• _Seçilen bölüm_
****************

19/10/2016 | Yazar: Emre Korlu
‘Bizler yaşlanamıyoruz’ diyordu bir su perisi en güzel düşüne doğru yürürken hastanenin o soğuk odasında ölmeden önce... Neden yaşlanamadık ki biz Başak?
“Bizler yaşlanamıyoruz” diyordu bir su perisi en güzel düşüne doğru yürürken hastanenin o soğuk odasında ölmeden önce... Neden yaşlanamadık ki biz Başak? Neden o buz gibi gölün suyunda bulundu cesedimiz? Neden düştük zalimlerin eline de kor oldu geleceğimiz? Çünkü sanki başka bir gezegenden gelmişiz gibi dışladılar bizi. Çocukluğumuzu, hayallerimizi, iyi bir meslek sahibi olmaya duyduğumuz o inancı söküp aldılar masallarımızın arasından. Oysa hepimiz kendi öykümüzün kahramanıydık hani.
Hani senin de kınalı ellerin olacaktı, uzun yolları küçük bir çocuğun heyecanına sarılarak yürüyecektin? Ne bileyim işte; hiç tanışmadığım kadının gidişine ağladıktan sonra unutacağım belki de tüm bunları ve sen hep göl kelimesini duyduğumda geleceksin aklıma zira birkaç güne kalmaz yüksek müziklerin, saçma ışıkların altında anımsanmayacaksın bile. İnsanoğlu bu Başak, okunmuş ve unutulmuş kitap gibi atılıyoruz bir kenara. Hatırlamak için ya birilerinin ölümüyle sarsılıyoruz ya da kendi ölümümüzü bekliyoruz; sürekli onarıyoruz hafızamızı; ne tuhaf!

****************

• _Verilen görev 1_
Seçilen bölümde "Hani senin de" ile "hafızamızı; ne tuhaf!" arasındaki kısmı, bu iki ifade de dahil olmak üzere harfi harfine yeniden yazın.
• _Verilen görev 2_
Seçilen bölüme göre su perisi ölmeden önce ne diyordu?
• _Verilen görev 3_
Aşağıdaki ifadeler seçilen bölümle uyuşuyor mu? Her biri için evet ya da hayır deyin ve kararı belirleyen sözleri bölümden aynen aktarın.
(a) Su perisi, hastanenin soğuk bir odasında ölmüştür.
(b) Bölümde insanlar, okunup unutulan bir kitaba benzetilir.
(c) Anlatıcı, Başak'ı "deniz" kelimesini her duyduğunda hatırlayacağını söyler.

****************

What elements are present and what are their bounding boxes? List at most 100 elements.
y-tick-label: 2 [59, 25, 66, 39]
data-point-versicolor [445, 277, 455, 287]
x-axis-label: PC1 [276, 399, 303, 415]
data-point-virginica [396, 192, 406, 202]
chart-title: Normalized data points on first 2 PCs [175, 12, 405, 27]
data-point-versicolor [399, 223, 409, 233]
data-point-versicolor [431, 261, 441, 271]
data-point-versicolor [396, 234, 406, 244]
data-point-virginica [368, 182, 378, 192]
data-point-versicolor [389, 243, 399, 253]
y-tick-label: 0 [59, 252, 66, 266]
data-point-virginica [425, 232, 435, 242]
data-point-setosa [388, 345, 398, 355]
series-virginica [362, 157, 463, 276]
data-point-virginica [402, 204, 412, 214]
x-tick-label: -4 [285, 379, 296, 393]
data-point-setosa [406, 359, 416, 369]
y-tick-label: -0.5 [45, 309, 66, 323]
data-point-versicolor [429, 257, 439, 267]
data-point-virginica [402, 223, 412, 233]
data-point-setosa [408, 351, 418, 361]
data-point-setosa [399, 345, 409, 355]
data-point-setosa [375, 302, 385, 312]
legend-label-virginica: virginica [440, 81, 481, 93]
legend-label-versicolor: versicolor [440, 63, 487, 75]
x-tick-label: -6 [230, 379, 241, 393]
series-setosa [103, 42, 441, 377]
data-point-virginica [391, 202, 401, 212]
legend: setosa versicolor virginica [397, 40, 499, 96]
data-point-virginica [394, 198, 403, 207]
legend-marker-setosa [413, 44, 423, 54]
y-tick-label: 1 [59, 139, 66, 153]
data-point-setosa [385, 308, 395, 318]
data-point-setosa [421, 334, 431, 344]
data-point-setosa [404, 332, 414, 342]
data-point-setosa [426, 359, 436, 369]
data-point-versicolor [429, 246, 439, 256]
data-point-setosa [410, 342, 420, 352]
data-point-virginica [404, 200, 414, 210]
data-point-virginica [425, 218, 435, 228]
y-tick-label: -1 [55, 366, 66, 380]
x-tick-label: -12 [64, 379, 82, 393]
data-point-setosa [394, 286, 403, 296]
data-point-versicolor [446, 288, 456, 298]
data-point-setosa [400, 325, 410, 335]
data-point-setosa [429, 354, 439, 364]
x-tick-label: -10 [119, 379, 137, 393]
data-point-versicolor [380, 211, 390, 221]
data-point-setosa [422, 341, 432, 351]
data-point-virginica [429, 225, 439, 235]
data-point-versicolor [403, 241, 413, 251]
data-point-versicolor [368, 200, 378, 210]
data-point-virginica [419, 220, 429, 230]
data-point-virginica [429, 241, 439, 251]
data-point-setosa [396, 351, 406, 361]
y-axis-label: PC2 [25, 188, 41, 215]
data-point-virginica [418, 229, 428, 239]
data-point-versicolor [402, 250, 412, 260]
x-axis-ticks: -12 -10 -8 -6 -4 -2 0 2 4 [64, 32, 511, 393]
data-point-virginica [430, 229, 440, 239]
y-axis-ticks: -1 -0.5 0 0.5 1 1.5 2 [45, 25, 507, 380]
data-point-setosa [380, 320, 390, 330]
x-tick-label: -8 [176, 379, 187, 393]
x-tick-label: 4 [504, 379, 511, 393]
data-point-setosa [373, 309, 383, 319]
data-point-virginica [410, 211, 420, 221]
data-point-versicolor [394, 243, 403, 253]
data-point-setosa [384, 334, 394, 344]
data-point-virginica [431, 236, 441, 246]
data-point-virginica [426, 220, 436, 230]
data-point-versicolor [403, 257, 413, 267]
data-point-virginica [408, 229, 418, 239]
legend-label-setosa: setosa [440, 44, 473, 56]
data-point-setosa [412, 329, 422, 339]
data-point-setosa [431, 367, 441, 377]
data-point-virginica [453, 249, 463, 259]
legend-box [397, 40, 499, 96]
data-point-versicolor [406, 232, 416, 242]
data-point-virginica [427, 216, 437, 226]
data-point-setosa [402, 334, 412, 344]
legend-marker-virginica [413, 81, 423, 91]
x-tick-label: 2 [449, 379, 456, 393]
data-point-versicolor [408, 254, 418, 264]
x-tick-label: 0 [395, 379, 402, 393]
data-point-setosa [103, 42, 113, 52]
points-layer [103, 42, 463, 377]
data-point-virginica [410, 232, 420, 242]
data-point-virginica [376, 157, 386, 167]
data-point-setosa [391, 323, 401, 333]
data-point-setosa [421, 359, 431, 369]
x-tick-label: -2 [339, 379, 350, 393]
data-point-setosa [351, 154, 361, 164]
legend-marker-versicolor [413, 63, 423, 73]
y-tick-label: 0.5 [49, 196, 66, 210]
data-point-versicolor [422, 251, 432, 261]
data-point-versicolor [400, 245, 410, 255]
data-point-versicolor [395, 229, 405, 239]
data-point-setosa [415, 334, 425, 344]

****************

• _Tam cevap 1_
Hani senin de kınalı ellerin olacaktı, uzun yolları küçük bir çocuğun heyecanına sarılarak yürüyecektin? Ne bileyim işte; hiç tanışmadığım kadının gidişine ağladıktan sonra unutacağım belki de tüm bunları ve sen hep göl kelimesini duyduğumda geleceksin aklıma zira birkaç güne kalmaz yüksek müziklerin, saçma ışıkların altında anımsanmayacaksın bile. İnsanoğlu bu Başak, okunmuş ve unutulmuş kitap gibi atılıyoruz bir kenara. Hatırlamak için ya birilerinin ölümüyle sarsılıyoruz ya da kendi ölümümüzü bekliyoruz; sürekli onarıyoruz hafızamızı; ne tuhaf!

• _Tam cevap 2_
"Bizler yaşlanamıyoruz" diyordu.

• _Tam cevap 3_
(a) Evet: "hastanenin o soğuk odasında ölmeden önce"
(b) Evet: "okunmuş ve unutulmuş kitap gibi atılıyoruz bir kenara"
(c) Hayır: "sen hep göl kelimesini duyduğumda geleceksin aklıma"